**Problem to solve:** Find the lines below that contain the word "مقدار" and count them. Only the number should be given.

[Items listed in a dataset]
----------

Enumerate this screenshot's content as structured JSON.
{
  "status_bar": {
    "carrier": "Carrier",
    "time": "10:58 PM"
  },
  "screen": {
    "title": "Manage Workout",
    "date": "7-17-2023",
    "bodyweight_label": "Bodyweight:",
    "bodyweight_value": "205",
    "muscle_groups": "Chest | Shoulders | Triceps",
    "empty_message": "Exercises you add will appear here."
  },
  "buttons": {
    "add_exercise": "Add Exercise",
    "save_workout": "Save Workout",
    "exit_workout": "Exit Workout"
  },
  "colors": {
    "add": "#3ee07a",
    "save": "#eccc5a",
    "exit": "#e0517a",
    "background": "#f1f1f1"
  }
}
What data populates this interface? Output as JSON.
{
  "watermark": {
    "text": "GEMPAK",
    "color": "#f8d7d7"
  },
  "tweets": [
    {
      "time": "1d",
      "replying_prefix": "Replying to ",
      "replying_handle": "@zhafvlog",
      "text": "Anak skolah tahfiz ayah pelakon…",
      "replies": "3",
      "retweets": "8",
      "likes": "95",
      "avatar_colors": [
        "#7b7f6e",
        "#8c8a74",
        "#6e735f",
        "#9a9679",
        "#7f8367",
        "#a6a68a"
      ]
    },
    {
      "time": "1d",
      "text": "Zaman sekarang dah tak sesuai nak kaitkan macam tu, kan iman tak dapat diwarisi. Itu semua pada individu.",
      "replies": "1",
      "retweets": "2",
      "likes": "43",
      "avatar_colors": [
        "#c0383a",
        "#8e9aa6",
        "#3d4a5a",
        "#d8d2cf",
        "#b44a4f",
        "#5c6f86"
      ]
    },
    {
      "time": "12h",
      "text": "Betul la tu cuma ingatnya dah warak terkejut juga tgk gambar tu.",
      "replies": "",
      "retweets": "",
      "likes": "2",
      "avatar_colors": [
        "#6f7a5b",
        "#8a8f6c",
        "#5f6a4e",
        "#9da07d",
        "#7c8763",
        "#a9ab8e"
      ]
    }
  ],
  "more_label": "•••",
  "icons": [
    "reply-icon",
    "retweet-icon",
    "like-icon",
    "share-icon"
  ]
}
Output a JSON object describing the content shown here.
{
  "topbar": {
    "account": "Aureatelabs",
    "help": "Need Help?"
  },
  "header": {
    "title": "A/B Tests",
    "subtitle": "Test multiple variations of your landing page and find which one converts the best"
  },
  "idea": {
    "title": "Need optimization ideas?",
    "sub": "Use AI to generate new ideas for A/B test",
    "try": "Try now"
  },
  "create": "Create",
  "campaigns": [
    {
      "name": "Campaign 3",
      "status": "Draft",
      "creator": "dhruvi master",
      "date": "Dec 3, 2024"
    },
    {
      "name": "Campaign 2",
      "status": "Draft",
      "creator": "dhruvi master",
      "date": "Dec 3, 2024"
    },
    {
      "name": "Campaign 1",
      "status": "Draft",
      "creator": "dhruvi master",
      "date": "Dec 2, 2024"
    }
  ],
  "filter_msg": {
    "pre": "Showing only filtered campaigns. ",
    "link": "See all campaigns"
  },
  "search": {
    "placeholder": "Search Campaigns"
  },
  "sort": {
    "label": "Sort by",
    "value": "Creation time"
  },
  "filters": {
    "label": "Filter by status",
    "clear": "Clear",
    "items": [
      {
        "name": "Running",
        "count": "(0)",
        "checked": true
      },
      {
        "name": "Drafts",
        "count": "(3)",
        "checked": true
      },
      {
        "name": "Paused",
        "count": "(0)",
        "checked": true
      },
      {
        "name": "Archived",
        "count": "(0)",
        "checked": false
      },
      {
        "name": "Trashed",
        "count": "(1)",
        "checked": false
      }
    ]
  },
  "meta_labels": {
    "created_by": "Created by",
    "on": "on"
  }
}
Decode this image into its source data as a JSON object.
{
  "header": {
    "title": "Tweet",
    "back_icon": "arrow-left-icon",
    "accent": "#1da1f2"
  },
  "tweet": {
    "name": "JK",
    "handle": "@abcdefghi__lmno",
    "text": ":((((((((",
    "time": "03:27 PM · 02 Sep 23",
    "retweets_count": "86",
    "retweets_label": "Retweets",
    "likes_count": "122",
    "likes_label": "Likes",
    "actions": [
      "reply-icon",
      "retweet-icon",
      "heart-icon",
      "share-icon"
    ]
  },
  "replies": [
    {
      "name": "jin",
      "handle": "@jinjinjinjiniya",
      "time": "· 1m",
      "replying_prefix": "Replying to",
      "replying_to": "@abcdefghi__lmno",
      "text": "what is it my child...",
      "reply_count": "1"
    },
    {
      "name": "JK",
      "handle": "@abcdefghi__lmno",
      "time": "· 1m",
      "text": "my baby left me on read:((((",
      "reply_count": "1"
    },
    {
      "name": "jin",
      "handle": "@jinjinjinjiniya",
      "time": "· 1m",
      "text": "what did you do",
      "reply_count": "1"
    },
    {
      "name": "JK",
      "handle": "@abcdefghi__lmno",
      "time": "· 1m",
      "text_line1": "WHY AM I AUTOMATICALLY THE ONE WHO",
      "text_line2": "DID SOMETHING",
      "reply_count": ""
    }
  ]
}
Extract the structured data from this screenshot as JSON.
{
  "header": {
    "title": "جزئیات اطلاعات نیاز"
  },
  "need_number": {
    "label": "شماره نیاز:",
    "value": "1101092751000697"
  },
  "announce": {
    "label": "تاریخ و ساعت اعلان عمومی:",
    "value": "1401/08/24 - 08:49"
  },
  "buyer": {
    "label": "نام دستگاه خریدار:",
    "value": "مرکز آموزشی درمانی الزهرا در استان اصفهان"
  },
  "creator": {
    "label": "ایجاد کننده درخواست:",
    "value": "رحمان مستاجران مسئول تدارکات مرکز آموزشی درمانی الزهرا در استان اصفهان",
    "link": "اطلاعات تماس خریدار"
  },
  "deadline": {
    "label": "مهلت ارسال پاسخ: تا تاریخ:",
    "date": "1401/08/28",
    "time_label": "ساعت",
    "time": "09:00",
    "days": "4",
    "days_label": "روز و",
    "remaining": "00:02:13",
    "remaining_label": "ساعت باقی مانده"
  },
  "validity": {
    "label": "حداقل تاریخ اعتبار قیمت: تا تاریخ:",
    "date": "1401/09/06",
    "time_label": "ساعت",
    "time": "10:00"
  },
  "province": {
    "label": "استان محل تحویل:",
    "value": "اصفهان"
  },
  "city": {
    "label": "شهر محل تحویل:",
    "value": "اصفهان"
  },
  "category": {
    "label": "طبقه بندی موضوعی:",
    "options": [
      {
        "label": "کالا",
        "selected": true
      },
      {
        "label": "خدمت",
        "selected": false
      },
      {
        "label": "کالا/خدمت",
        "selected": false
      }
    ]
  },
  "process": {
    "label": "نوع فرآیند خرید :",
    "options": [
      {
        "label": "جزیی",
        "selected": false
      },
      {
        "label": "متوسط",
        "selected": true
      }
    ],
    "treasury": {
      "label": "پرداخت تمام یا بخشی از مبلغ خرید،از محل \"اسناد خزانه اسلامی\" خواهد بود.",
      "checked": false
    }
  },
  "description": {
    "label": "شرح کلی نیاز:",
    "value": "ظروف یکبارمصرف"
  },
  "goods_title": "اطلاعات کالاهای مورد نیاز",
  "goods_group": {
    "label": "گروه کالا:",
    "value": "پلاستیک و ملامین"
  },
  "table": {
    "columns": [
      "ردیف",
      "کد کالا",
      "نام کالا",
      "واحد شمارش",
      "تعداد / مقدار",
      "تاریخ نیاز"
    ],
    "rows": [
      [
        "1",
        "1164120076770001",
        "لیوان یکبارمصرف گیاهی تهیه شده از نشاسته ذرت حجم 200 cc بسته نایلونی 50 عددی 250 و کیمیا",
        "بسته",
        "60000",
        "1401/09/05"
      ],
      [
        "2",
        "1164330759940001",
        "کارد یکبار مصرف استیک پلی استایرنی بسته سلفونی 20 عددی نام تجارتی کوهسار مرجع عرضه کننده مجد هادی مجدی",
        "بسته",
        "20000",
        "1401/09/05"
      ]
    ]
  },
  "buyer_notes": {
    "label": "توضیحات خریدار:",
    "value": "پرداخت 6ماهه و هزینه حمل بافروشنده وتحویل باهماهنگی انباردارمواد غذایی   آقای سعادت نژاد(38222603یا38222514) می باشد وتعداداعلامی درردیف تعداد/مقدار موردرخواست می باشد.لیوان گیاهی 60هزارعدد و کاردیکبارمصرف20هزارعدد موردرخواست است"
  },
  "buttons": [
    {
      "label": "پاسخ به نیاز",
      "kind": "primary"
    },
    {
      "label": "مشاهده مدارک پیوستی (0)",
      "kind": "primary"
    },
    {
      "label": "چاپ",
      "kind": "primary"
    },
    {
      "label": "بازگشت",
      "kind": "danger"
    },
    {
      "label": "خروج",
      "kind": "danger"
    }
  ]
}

----------

**Correct response:** 2